• Problem statement
Gather each line of the entries below that includes "adsabs".

Stored entries:
—————
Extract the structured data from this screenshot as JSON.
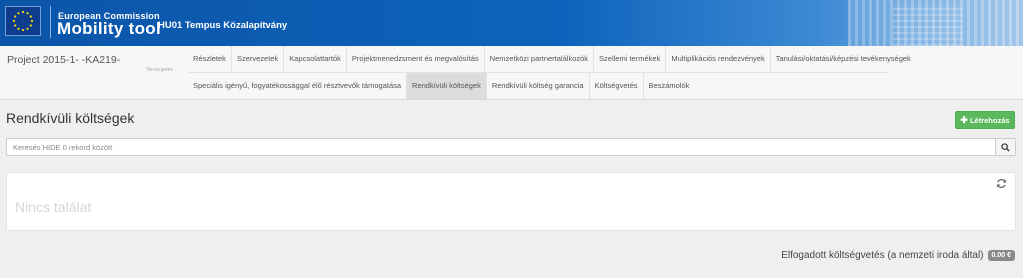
{
  "header": {
    "ec_label": "European Commission",
    "app_title": "Mobility tool",
    "org_title": "HU01 Tempus Közalapítvány"
  },
  "project": {
    "title": "Project 2015-1-        -KA219-",
    "subtitle": "Tervezgetés"
  },
  "nav": {
    "row1": [
      {
        "label": "Részletek"
      },
      {
        "label": "Szervezetek"
      },
      {
        "label": "Kapcsolattartók"
      },
      {
        "label": "Projektmenedzsment és megvalósítás"
      },
      {
        "label": "Nemzetközi partnertalálkozók"
      },
      {
        "label": "Szellemi termékek"
      },
      {
        "label": "Multiplikációs rendezvények"
      },
      {
        "label": "Tanulási/oktatási/képzési tevékenységek"
      }
    ],
    "row2": [
      {
        "label": "Speciális igényű, fogyatékossággal élő résztvevők támogatása"
      },
      {
        "label": "Rendkívüli költségek"
      },
      {
        "label": "Rendkívüli költség garancia"
      },
      {
        "label": "Költségvetés"
      },
      {
        "label": "Beszámolók"
      }
    ],
    "active": "Rendkívüli költségek"
  },
  "page": {
    "title": "Rendkívüli költségek",
    "create_label": "Létrehozás"
  },
  "search": {
    "placeholder": "Keresés HIDE 0 rekord között",
    "value": ""
  },
  "results": {
    "empty_text": "Nincs találat"
  },
  "footer": {
    "approved_label": "Elfogadott költségvetés (a nemzeti iroda által)",
    "approved_value": "0.00 €"
  },
  "colors": {
    "header_blue": "#0d63bb",
    "create_green": "#5cb85c",
    "badge_gray": "#8a8a8a"
  }
}
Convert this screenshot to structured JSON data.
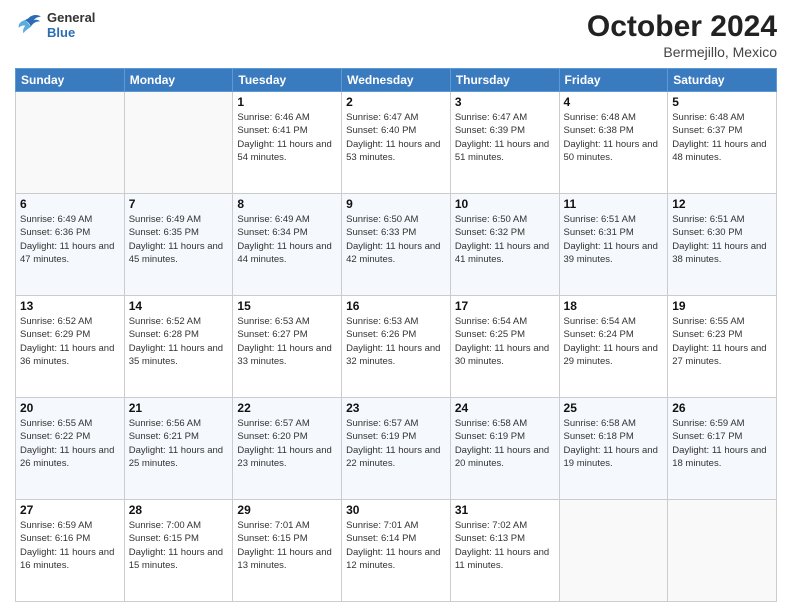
{
  "header": {
    "logo_general": "General",
    "logo_blue": "Blue",
    "title": "October 2024",
    "location": "Bermejillo, Mexico"
  },
  "days_of_week": [
    "Sunday",
    "Monday",
    "Tuesday",
    "Wednesday",
    "Thursday",
    "Friday",
    "Saturday"
  ],
  "weeks": [
    [
      {
        "day": "",
        "sunrise": "",
        "sunset": "",
        "daylight": ""
      },
      {
        "day": "",
        "sunrise": "",
        "sunset": "",
        "daylight": ""
      },
      {
        "day": "1",
        "sunrise": "Sunrise: 6:46 AM",
        "sunset": "Sunset: 6:41 PM",
        "daylight": "Daylight: 11 hours and 54 minutes."
      },
      {
        "day": "2",
        "sunrise": "Sunrise: 6:47 AM",
        "sunset": "Sunset: 6:40 PM",
        "daylight": "Daylight: 11 hours and 53 minutes."
      },
      {
        "day": "3",
        "sunrise": "Sunrise: 6:47 AM",
        "sunset": "Sunset: 6:39 PM",
        "daylight": "Daylight: 11 hours and 51 minutes."
      },
      {
        "day": "4",
        "sunrise": "Sunrise: 6:48 AM",
        "sunset": "Sunset: 6:38 PM",
        "daylight": "Daylight: 11 hours and 50 minutes."
      },
      {
        "day": "5",
        "sunrise": "Sunrise: 6:48 AM",
        "sunset": "Sunset: 6:37 PM",
        "daylight": "Daylight: 11 hours and 48 minutes."
      }
    ],
    [
      {
        "day": "6",
        "sunrise": "Sunrise: 6:49 AM",
        "sunset": "Sunset: 6:36 PM",
        "daylight": "Daylight: 11 hours and 47 minutes."
      },
      {
        "day": "7",
        "sunrise": "Sunrise: 6:49 AM",
        "sunset": "Sunset: 6:35 PM",
        "daylight": "Daylight: 11 hours and 45 minutes."
      },
      {
        "day": "8",
        "sunrise": "Sunrise: 6:49 AM",
        "sunset": "Sunset: 6:34 PM",
        "daylight": "Daylight: 11 hours and 44 minutes."
      },
      {
        "day": "9",
        "sunrise": "Sunrise: 6:50 AM",
        "sunset": "Sunset: 6:33 PM",
        "daylight": "Daylight: 11 hours and 42 minutes."
      },
      {
        "day": "10",
        "sunrise": "Sunrise: 6:50 AM",
        "sunset": "Sunset: 6:32 PM",
        "daylight": "Daylight: 11 hours and 41 minutes."
      },
      {
        "day": "11",
        "sunrise": "Sunrise: 6:51 AM",
        "sunset": "Sunset: 6:31 PM",
        "daylight": "Daylight: 11 hours and 39 minutes."
      },
      {
        "day": "12",
        "sunrise": "Sunrise: 6:51 AM",
        "sunset": "Sunset: 6:30 PM",
        "daylight": "Daylight: 11 hours and 38 minutes."
      }
    ],
    [
      {
        "day": "13",
        "sunrise": "Sunrise: 6:52 AM",
        "sunset": "Sunset: 6:29 PM",
        "daylight": "Daylight: 11 hours and 36 minutes."
      },
      {
        "day": "14",
        "sunrise": "Sunrise: 6:52 AM",
        "sunset": "Sunset: 6:28 PM",
        "daylight": "Daylight: 11 hours and 35 minutes."
      },
      {
        "day": "15",
        "sunrise": "Sunrise: 6:53 AM",
        "sunset": "Sunset: 6:27 PM",
        "daylight": "Daylight: 11 hours and 33 minutes."
      },
      {
        "day": "16",
        "sunrise": "Sunrise: 6:53 AM",
        "sunset": "Sunset: 6:26 PM",
        "daylight": "Daylight: 11 hours and 32 minutes."
      },
      {
        "day": "17",
        "sunrise": "Sunrise: 6:54 AM",
        "sunset": "Sunset: 6:25 PM",
        "daylight": "Daylight: 11 hours and 30 minutes."
      },
      {
        "day": "18",
        "sunrise": "Sunrise: 6:54 AM",
        "sunset": "Sunset: 6:24 PM",
        "daylight": "Daylight: 11 hours and 29 minutes."
      },
      {
        "day": "19",
        "sunrise": "Sunrise: 6:55 AM",
        "sunset": "Sunset: 6:23 PM",
        "daylight": "Daylight: 11 hours and 27 minutes."
      }
    ],
    [
      {
        "day": "20",
        "sunrise": "Sunrise: 6:55 AM",
        "sunset": "Sunset: 6:22 PM",
        "daylight": "Daylight: 11 hours and 26 minutes."
      },
      {
        "day": "21",
        "sunrise": "Sunrise: 6:56 AM",
        "sunset": "Sunset: 6:21 PM",
        "daylight": "Daylight: 11 hours and 25 minutes."
      },
      {
        "day": "22",
        "sunrise": "Sunrise: 6:57 AM",
        "sunset": "Sunset: 6:20 PM",
        "daylight": "Daylight: 11 hours and 23 minutes."
      },
      {
        "day": "23",
        "sunrise": "Sunrise: 6:57 AM",
        "sunset": "Sunset: 6:19 PM",
        "daylight": "Daylight: 11 hours and 22 minutes."
      },
      {
        "day": "24",
        "sunrise": "Sunrise: 6:58 AM",
        "sunset": "Sunset: 6:19 PM",
        "daylight": "Daylight: 11 hours and 20 minutes."
      },
      {
        "day": "25",
        "sunrise": "Sunrise: 6:58 AM",
        "sunset": "Sunset: 6:18 PM",
        "daylight": "Daylight: 11 hours and 19 minutes."
      },
      {
        "day": "26",
        "sunrise": "Sunrise: 6:59 AM",
        "sunset": "Sunset: 6:17 PM",
        "daylight": "Daylight: 11 hours and 18 minutes."
      }
    ],
    [
      {
        "day": "27",
        "sunrise": "Sunrise: 6:59 AM",
        "sunset": "Sunset: 6:16 PM",
        "daylight": "Daylight: 11 hours and 16 minutes."
      },
      {
        "day": "28",
        "sunrise": "Sunrise: 7:00 AM",
        "sunset": "Sunset: 6:15 PM",
        "daylight": "Daylight: 11 hours and 15 minutes."
      },
      {
        "day": "29",
        "sunrise": "Sunrise: 7:01 AM",
        "sunset": "Sunset: 6:15 PM",
        "daylight": "Daylight: 11 hours and 13 minutes."
      },
      {
        "day": "30",
        "sunrise": "Sunrise: 7:01 AM",
        "sunset": "Sunset: 6:14 PM",
        "daylight": "Daylight: 11 hours and 12 minutes."
      },
      {
        "day": "31",
        "sunrise": "Sunrise: 7:02 AM",
        "sunset": "Sunset: 6:13 PM",
        "daylight": "Daylight: 11 hours and 11 minutes."
      },
      {
        "day": "",
        "sunrise": "",
        "sunset": "",
        "daylight": ""
      },
      {
        "day": "",
        "sunrise": "",
        "sunset": "",
        "daylight": ""
      }
    ]
  ]
}
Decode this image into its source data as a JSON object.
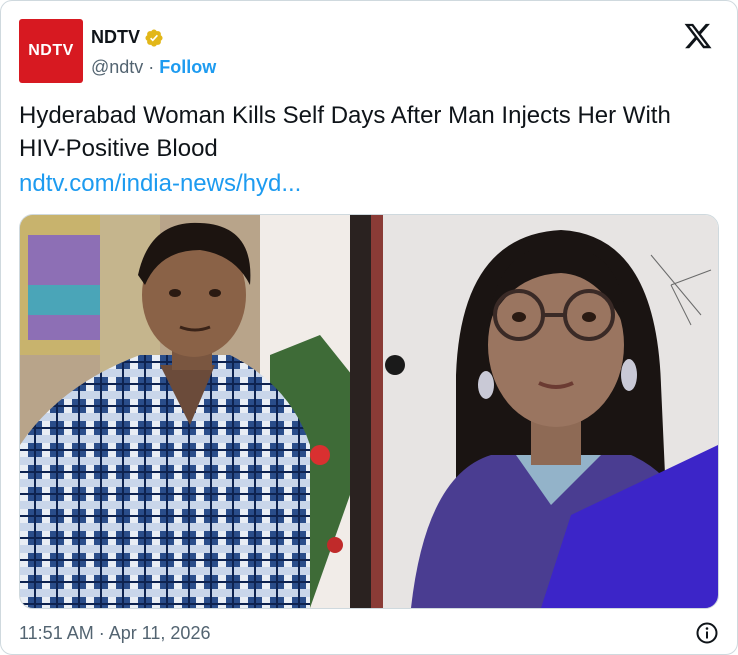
{
  "account": {
    "avatar_text": "NDTV",
    "name": "NDTV",
    "handle": "@ndtv",
    "separator": " · ",
    "follow_label": "Follow"
  },
  "tweet": {
    "text": "Hyderabad Woman Kills Self Days After Man Injects Her With HIV-Positive Blood",
    "link_text": "ndtv.com/india-news/hyd..."
  },
  "footer": {
    "timestamp": "11:51 AM · Apr 11, 2026"
  },
  "colors": {
    "brand_red": "#d71921",
    "link_blue": "#1d9bf0",
    "verified_gold": "#e2b719",
    "secondary_text": "#536471"
  },
  "icons": {
    "verified": "verified-badge-icon",
    "platform": "x-logo-icon",
    "info": "info-icon"
  }
}
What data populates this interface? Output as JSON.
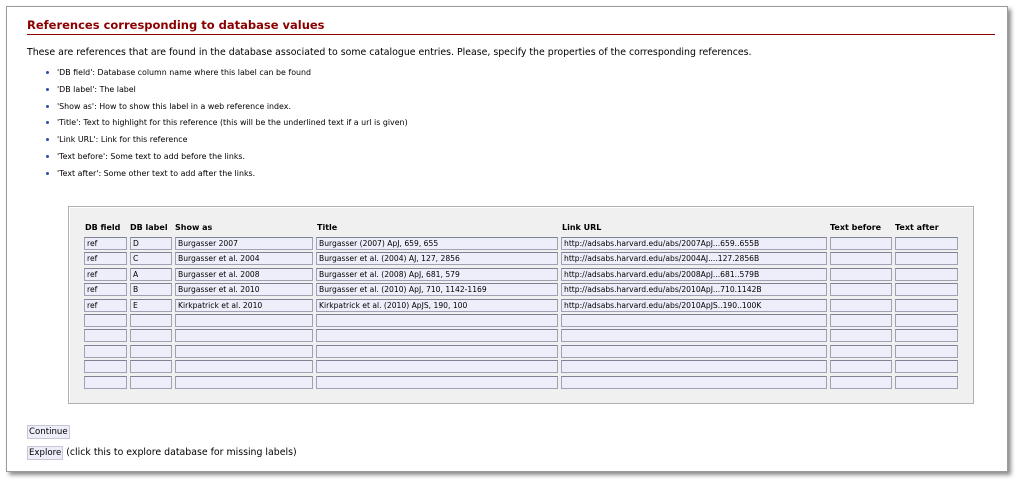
{
  "page": {
    "title": "References corresponding to database values",
    "intro": "These are references that are found in the database associated to some catalogue entries. Please, specify the properties of the corresponding references."
  },
  "bullets": [
    "'DB field': Database column name where this label can be found",
    "'DB label': The label",
    "'Show as': How to show this label in a web reference index.",
    "'Title': Text to highlight for this reference (this will be the underlined text if a url is given)",
    "'Link URL': Link for this reference",
    "'Text before': Some text to add before the links.",
    "'Text after': Some other text to add after the links."
  ],
  "table": {
    "headers": [
      "DB field",
      "DB label",
      "Show as",
      "Title",
      "Link URL",
      "Text before",
      "Text after"
    ],
    "rows": [
      [
        "ref",
        "D",
        "Burgasser 2007",
        "Burgasser (2007) ApJ, 659, 655",
        "http://adsabs.harvard.edu/abs/2007ApJ...659..655B",
        "",
        ""
      ],
      [
        "ref",
        "C",
        "Burgasser et al. 2004",
        "Burgasser et al. (2004) AJ, 127, 2856",
        "http://adsabs.harvard.edu/abs/2004AJ....127.2856B",
        "",
        ""
      ],
      [
        "ref",
        "A",
        "Burgasser et al. 2008",
        "Burgasser et al. (2008) ApJ, 681, 579",
        "http://adsabs.harvard.edu/abs/2008ApJ...681..579B",
        "",
        ""
      ],
      [
        "ref",
        "B",
        "Burgasser et al. 2010",
        "Burgasser et al. (2010) ApJ, 710, 1142-1169",
        "http://adsabs.harvard.edu/abs/2010ApJ...710.1142B",
        "",
        ""
      ],
      [
        "ref",
        "E",
        "Kirkpatrick et al. 2010",
        "Kirkpatrick et al. (2010) ApJS, 190, 100",
        "http://adsabs.harvard.edu/abs/2010ApJS..190..100K",
        "",
        ""
      ],
      [
        "",
        "",
        "",
        "",
        "",
        "",
        ""
      ],
      [
        "",
        "",
        "",
        "",
        "",
        "",
        ""
      ],
      [
        "",
        "",
        "",
        "",
        "",
        "",
        ""
      ],
      [
        "",
        "",
        "",
        "",
        "",
        "",
        ""
      ],
      [
        "",
        "",
        "",
        "",
        "",
        "",
        ""
      ]
    ]
  },
  "actions": {
    "continue_label": "Continue",
    "explore_label": "Explore",
    "explore_note": "(click this to explore database for missing labels)"
  },
  "colors": {
    "title": "#8b0000",
    "bullet": "#2a4fa3",
    "input_bg": "#eeeefb",
    "panel_bg": "#f0f0f0"
  }
}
—————
• Result of this exercise
        "http://adsabs.harvard.edu/abs/2007ApJ...659..655B",
        "http://adsabs.harvard.edu/abs/2004AJ....127.2856B",
        "http://adsabs.harvard.edu/abs/2008ApJ...681..579B",
        "http://adsabs.harvard.edu/abs/2010ApJ...710.1142B",
        "http://adsabs.harvard.edu/abs/2010ApJS..190..100K",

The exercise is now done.